(Extracted records)
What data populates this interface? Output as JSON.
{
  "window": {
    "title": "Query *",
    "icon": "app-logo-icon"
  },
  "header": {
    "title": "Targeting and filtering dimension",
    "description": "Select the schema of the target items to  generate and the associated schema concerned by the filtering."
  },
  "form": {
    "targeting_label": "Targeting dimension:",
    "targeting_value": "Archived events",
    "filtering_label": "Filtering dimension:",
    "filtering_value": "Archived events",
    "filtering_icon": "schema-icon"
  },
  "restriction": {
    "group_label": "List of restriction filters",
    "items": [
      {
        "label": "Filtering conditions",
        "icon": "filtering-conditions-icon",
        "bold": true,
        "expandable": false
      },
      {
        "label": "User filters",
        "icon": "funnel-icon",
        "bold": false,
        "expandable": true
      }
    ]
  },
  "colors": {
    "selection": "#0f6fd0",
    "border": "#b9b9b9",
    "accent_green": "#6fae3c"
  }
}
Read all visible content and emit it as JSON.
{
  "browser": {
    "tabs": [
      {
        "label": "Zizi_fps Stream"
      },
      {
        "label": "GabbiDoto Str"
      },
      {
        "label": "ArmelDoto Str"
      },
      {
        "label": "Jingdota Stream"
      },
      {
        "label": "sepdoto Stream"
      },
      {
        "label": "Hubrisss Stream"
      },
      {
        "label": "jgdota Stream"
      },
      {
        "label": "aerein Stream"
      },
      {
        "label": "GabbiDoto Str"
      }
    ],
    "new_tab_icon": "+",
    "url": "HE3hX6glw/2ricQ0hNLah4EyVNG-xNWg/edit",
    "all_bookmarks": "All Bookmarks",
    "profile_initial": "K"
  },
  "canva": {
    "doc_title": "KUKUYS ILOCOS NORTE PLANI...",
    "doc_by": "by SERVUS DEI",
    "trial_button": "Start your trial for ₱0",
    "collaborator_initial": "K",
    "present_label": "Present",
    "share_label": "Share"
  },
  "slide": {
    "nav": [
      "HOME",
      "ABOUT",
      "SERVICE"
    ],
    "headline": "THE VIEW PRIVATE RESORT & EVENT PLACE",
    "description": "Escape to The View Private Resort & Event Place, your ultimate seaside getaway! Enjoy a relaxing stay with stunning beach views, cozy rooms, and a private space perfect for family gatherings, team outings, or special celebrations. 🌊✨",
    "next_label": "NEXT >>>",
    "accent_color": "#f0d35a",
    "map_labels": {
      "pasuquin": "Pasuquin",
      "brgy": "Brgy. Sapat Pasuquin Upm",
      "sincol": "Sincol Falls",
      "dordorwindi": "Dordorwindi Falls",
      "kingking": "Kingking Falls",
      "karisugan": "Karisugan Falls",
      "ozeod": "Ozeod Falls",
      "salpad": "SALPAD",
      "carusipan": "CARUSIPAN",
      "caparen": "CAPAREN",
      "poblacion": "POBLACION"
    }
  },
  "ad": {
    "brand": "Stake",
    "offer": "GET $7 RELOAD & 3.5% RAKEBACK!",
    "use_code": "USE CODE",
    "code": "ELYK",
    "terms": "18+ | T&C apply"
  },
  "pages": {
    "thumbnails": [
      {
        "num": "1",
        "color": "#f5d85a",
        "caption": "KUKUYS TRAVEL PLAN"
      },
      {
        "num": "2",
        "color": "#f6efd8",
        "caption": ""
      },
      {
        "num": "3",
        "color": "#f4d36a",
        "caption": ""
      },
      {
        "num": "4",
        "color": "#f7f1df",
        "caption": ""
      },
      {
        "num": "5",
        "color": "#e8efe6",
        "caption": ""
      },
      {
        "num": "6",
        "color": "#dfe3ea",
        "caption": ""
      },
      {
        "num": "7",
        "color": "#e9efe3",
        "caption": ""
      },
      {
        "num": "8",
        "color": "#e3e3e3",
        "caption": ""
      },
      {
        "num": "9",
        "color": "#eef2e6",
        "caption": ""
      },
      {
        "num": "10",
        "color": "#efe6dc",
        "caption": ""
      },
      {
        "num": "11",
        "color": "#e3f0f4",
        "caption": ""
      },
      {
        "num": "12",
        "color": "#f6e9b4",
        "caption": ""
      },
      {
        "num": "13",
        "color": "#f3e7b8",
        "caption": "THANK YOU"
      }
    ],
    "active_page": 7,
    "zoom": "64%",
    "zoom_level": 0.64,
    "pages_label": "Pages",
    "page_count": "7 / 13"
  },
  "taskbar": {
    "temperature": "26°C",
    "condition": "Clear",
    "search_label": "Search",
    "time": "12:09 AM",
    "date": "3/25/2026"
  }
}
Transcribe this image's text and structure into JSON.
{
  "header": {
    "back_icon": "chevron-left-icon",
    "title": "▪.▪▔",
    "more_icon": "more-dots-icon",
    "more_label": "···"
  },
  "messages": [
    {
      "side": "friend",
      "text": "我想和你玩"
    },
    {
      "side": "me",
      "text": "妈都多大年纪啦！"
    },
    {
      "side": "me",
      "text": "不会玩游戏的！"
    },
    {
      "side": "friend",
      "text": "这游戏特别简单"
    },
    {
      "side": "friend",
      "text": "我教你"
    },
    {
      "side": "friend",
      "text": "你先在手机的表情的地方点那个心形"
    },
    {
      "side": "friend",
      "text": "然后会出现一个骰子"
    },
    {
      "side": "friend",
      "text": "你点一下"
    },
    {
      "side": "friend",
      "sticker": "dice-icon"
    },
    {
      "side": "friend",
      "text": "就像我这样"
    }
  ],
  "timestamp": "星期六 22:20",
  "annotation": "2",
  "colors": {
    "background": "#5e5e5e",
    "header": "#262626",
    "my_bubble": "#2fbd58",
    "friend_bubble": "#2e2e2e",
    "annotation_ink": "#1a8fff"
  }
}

To be done: Give the records above again, word for word.

Solution to the exercise:
What data populates this interface? Output as JSON.
{
  "window": {
    "title": "Query *",
    "icon": "app-logo-icon"
  },
  "header": {
    "title": "Targeting and filtering dimension",
    "description": "Select the schema of the target items to  generate and the associated schema concerned by the filtering."
  },
  "form": {
    "targeting_label": "Targeting dimension:",
    "targeting_value": "Archived events",
    "filtering_label": "Filtering dimension:",
    "filtering_value": "Archived events",
    "filtering_icon": "schema-icon"
  },
  "restriction": {
    "group_label": "List of restriction filters",
    "items": [
      {
        "label": "Filtering conditions",
        "icon": "filtering-conditions-icon",
        "bold": true,
        "expandable": false
      },
      {
        "label": "User filters",
        "icon": "funnel-icon",
        "bold": false,
        "expandable": true
      }
    ]
  },
  "colors": {
    "selection": "#0f6fd0",
    "border": "#b9b9b9",
    "accent_green": "#6fae3c"
  }
}
Read all visible content and emit it as JSON.
{
  "browser": {
    "tabs": [
      {
        "label": "Zizi_fps Stream"
      },
      {
        "label": "GabbiDoto Str"
      },
      {
        "label": "ArmelDoto Str"
      },
      {
        "label": "Jingdota Stream"
      },
      {
        "label": "sepdoto Stream"
      },
      {
        "label": "Hubrisss Stream"
      },
      {
        "label": "jgdota Stream"
      },
      {
        "label": "aerein Stream"
      },
      {
        "label": "GabbiDoto Str"
      }
    ],
    "new_tab_icon": "+",
    "url": "HE3hX6glw/2ricQ0hNLah4EyVNG-xNWg/edit",
    "all_bookmarks": "All Bookmarks",
    "profile_initial": "K"
  },
  "canva": {
    "doc_title": "KUKUYS ILOCOS NORTE PLANI...",
    "doc_by": "by SERVUS DEI",
    "trial_button": "Start your trial for ₱0",
    "collaborator_initial": "K",
    "present_label": "Present",
    "share_label": "Share"
  },
  "slide": {
    "nav": [
      "HOME",
      "ABOUT",
      "SERVICE"
    ],
    "headline": "THE VIEW PRIVATE RESORT & EVENT PLACE",
    "description": "Escape to The View Private Resort & Event Place, your ultimate seaside getaway! Enjoy a relaxing stay with stunning beach views, cozy rooms, and a private space perfect for family gatherings, team outings, or special celebrations. 🌊✨",
    "next_label": "NEXT >>>",
    "accent_color": "#f0d35a",
    "map_labels": {
      "pasuquin": "Pasuquin",
      "brgy": "Brgy. Sapat Pasuquin Upm",
      "sincol": "Sincol Falls",
      "dordorwindi": "Dordorwindi Falls",
      "kingking": "Kingking Falls",
      "karisugan": "Karisugan Falls",
      "ozeod": "Ozeod Falls",
      "salpad": "SALPAD",
      "carusipan": "CARUSIPAN",
      "caparen": "CAPAREN",
      "poblacion": "POBLACION"
    }
  },
  "ad": {
    "brand": "Stake",
    "offer": "GET $7 RELOAD & 3.5% RAKEBACK!",
    "use_code": "USE CODE",
    "code": "ELYK",
    "terms": "18+ | T&C apply"
  },
  "pages": {
    "thumbnails": [
      {
        "num": "1",
        "color": "#f5d85a",
        "caption": "KUKUYS TRAVEL PLAN"
      },
      {
        "num": "2",
        "color": "#f6efd8",
        "caption": ""
      },
      {
        "num": "3",
        "color": "#f4d36a",
        "caption": ""
      },
      {
        "num": "4",
        "color": "#f7f1df",
        "caption": ""
      },
      {
        "num": "5",
        "color": "#e8efe6",
        "caption": ""
      },
      {
        "num": "6",
        "color": "#dfe3ea",
        "caption": ""
      },
      {
        "num": "7",
        "color": "#e9efe3",
        "caption": ""
      },
      {
        "num": "8",
        "color": "#e3e3e3",
        "caption": ""
      },
      {
        "num": "9",
        "color": "#eef2e6",
        "caption": ""
      },
      {
        "num": "10",
        "color": "#efe6dc",
        "caption": ""
      },
      {
        "num": "11",
        "color": "#e3f0f4",
        "caption": ""
      },
      {
        "num": "12",
        "color": "#f6e9b4",
        "caption": ""
      },
      {
        "num": "13",
        "color": "#f3e7b8",
        "caption": "THANK YOU"
      }
    ],
    "active_page": 7,
    "zoom": "64%",
    "zoom_level": 0.64,
    "pages_label": "Pages",
    "page_count": "7 / 13"
  },
  "taskbar": {
    "temperature": "26°C",
    "condition": "Clear",
    "search_label": "Search",
    "time": "12:09 AM",
    "date": "3/25/2026"
  }
}
Transcribe this image's text and structure into JSON.
{
  "header": {
    "back_icon": "chevron-left-icon",
    "title": "▪.▪▔",
    "more_icon": "more-dots-icon",
    "more_label": "···"
  },
  "messages": [
    {
      "side": "friend",
      "text": "我想和你玩"
    },
    {
      "side": "me",
      "text": "妈都多大年纪啦！"
    },
    {
      "side": "me",
      "text": "不会玩游戏的！"
    },
    {
      "side": "friend",
      "text": "这游戏特别简单"
    },
    {
      "side": "friend",
      "text": "我教你"
    },
    {
      "side": "friend",
      "text": "你先在手机的表情的地方点那个心形"
    },
    {
      "side": "friend",
      "text": "然后会出现一个骰子"
    },
    {
      "side": "friend",
      "text": "你点一下"
    },
    {
      "side": "friend",
      "sticker": "dice-icon"
    },
    {
      "side": "friend",
      "text": "就像我这样"
    }
  ],
  "timestamp": "星期六 22:20",
  "annotation": "2",
  "colors": {
    "background": "#5e5e5e",
    "header": "#262626",
    "my_bubble": "#2fbd58",
    "friend_bubble": "#2e2e2e",
    "annotation_ink": "#1a8fff"
  }
}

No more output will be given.